Records from a data source ::
- - - - - - -

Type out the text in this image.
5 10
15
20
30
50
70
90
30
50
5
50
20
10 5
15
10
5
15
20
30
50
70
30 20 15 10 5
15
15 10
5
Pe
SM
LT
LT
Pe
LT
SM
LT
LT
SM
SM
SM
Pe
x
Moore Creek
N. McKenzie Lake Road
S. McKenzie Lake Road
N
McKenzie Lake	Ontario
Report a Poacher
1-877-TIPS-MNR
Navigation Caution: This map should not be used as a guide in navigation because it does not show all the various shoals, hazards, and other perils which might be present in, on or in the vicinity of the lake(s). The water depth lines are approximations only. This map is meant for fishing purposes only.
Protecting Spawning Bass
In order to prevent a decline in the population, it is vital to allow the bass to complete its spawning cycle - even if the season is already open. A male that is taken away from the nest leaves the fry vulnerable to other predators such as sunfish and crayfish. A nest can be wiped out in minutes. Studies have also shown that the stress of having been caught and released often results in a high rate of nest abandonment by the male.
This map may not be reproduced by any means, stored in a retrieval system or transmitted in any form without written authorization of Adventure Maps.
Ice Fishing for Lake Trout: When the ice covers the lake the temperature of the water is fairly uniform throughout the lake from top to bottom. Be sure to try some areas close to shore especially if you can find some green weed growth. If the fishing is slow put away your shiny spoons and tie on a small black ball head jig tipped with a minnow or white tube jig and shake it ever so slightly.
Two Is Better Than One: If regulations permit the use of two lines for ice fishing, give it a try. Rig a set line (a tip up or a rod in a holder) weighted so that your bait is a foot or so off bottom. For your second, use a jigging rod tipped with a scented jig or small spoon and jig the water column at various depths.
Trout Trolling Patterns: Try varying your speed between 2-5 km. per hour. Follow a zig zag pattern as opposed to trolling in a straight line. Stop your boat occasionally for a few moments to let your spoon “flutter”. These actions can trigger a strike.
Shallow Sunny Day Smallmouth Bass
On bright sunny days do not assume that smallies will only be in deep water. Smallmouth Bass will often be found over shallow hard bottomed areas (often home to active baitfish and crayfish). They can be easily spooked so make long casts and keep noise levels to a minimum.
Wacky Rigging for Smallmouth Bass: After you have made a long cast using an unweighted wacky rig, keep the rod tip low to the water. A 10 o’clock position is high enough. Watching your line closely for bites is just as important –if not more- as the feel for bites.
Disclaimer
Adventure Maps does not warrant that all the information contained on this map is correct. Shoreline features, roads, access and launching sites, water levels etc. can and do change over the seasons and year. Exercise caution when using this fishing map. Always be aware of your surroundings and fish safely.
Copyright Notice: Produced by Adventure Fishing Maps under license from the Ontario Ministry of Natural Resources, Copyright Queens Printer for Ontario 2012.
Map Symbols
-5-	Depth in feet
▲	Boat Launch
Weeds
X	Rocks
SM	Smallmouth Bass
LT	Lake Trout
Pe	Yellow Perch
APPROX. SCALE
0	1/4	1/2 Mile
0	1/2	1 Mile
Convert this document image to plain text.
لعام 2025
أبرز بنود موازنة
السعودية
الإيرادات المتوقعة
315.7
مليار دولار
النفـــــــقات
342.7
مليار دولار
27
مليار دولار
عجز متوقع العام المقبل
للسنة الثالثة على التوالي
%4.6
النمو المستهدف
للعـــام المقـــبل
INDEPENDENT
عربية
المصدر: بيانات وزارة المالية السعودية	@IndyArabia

- - - - - - -

PROMPT :: Pick out the lines above that hold the string "text" and show them.

ANSWER ::
Type out the text in this image.
Convert this document image to plain text.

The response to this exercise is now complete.